Supplied information
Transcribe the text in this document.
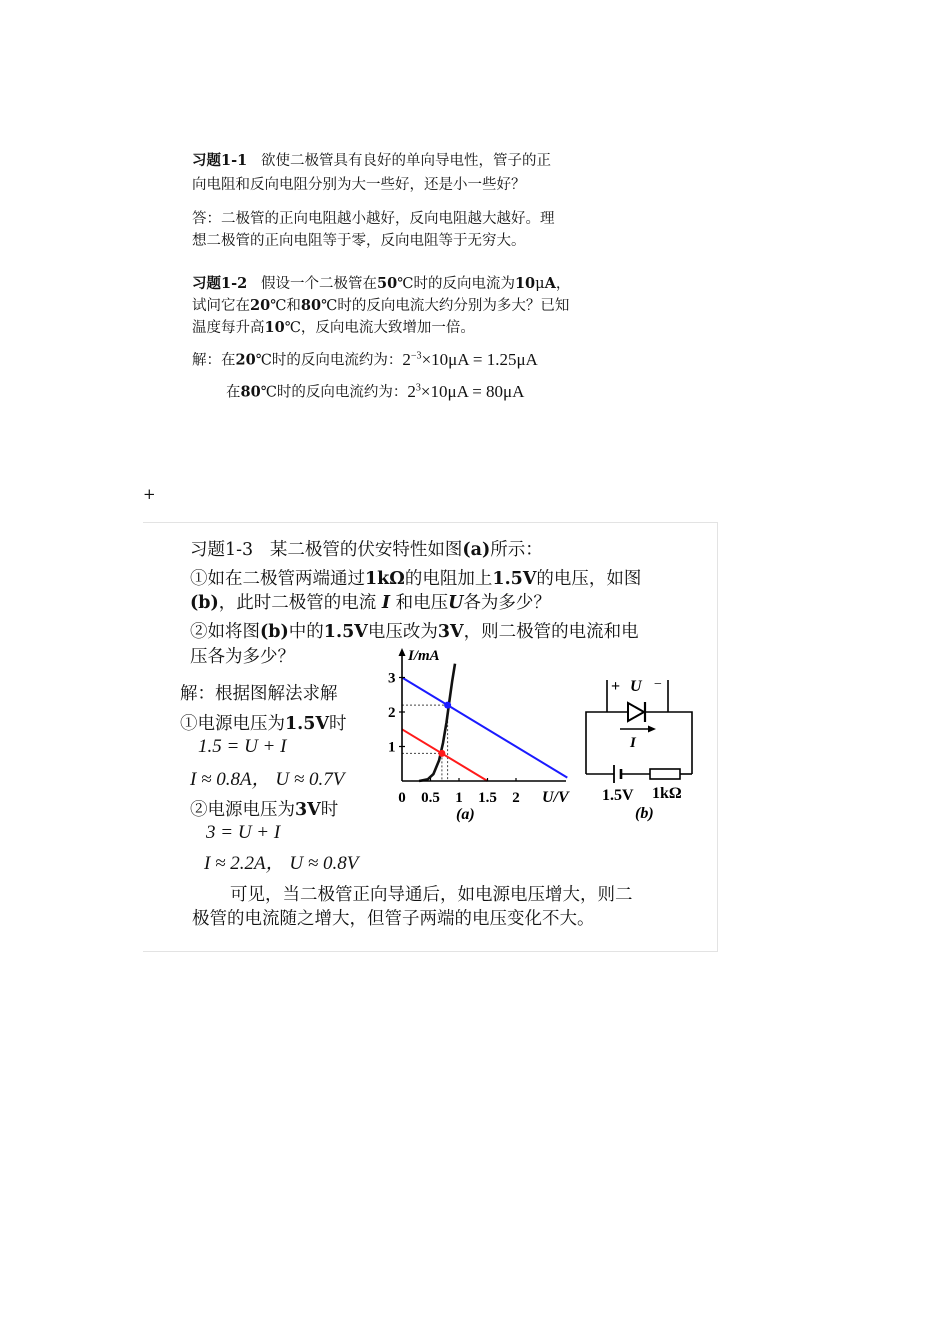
习题1-1 欲使二极管具有良好的单向导电性，管子的正
向电阻和反向电阻分别为大一些好，还是小一些好？
答：二极管的正向电阻越小越好，反向电阻越大越好。理
想二极管的正向电阻等于零，反向电阻等于无穷大。
习题1-2 假设一个二极管在50℃时的反向电流为10μA，
试问它在20℃和80℃时的反向电流大约分别为多大？已知
温度每升高10℃，反向电流大致增加一倍。
解：在20℃时的反向电流约为：$2^{-3}\times 10\mu A = 1.25\mu A$
在80℃时的反向电流约为：$2^3\times 10\mu A = 80\mu A$
+
习题1-3 某二极管的伏安特性如图(a)所示：
①如在二极管两端通过1kΩ的电阻加上1.5V的电压，如图
(b)，此时二极管的电流 I 和电压U各为多少？
②如将图(b)中的1.5V电压改为3V，则二极管的电流和电
压各为多少？
解：根据图解法求解
①电源电压为1.5V时
1.5 = U + I
I ≈ 0.8A， U ≈ 0.7V
②电源电压为3V时
3 = U + I
I ≈ 2.2A， U ≈ 0.8V
可见，当二极管正向导通后，如电源电压增大，则二
极管的电流随之增大，但管子两端的电压变化不大。
1
2
3
0 0.5 1 1.5 2
I/mA
U/V
(a)
+ U −
I
1.5V 1kΩ
(b)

Goal
All of the lines above should be printed exactly, minus the pictures.

Solution below
Transcribe the text in this document.
习题1-1 欲使二极管具有良好的单向导电性，管子的正
向电阻和反向电阻分别为大一些好，还是小一些好？
答：二极管的正向电阻越小越好，反向电阻越大越好。理
想二极管的正向电阻等于零，反向电阻等于无穷大。
习题1-2 假设一个二极管在50℃时的反向电流为10μA，
试问它在20℃和80℃时的反向电流大约分别为多大？已知
温度每升高10℃，反向电流大致增加一倍。
解：在20℃时的反向电流约为：$2^{-3}\times 10\mu A = 1.25\mu A$
在80℃时的反向电流约为：$2^3\times 10\mu A = 80\mu A$
+
习题1-3 某二极管的伏安特性如图(a)所示：
①如在二极管两端通过1kΩ的电阻加上1.5V的电压，如图
(b)，此时二极管的电流 I 和电压U各为多少？
②如将图(b)中的1.5V电压改为3V，则二极管的电流和电
压各为多少？
解：根据图解法求解
①电源电压为1.5V时
1.5 = U + I
I ≈ 0.8A， U ≈ 0.7V
②电源电压为3V时
3 = U + I
I ≈ 2.2A， U ≈ 0.8V
可见，当二极管正向导通后，如电源电压增大，则二
极管的电流随之增大，但管子两端的电压变化不大。
1
2
3
0 0.5 1 1.5 2
I/mA
U/V
(a)
+ U −
I
1.5V 1kΩ
(b)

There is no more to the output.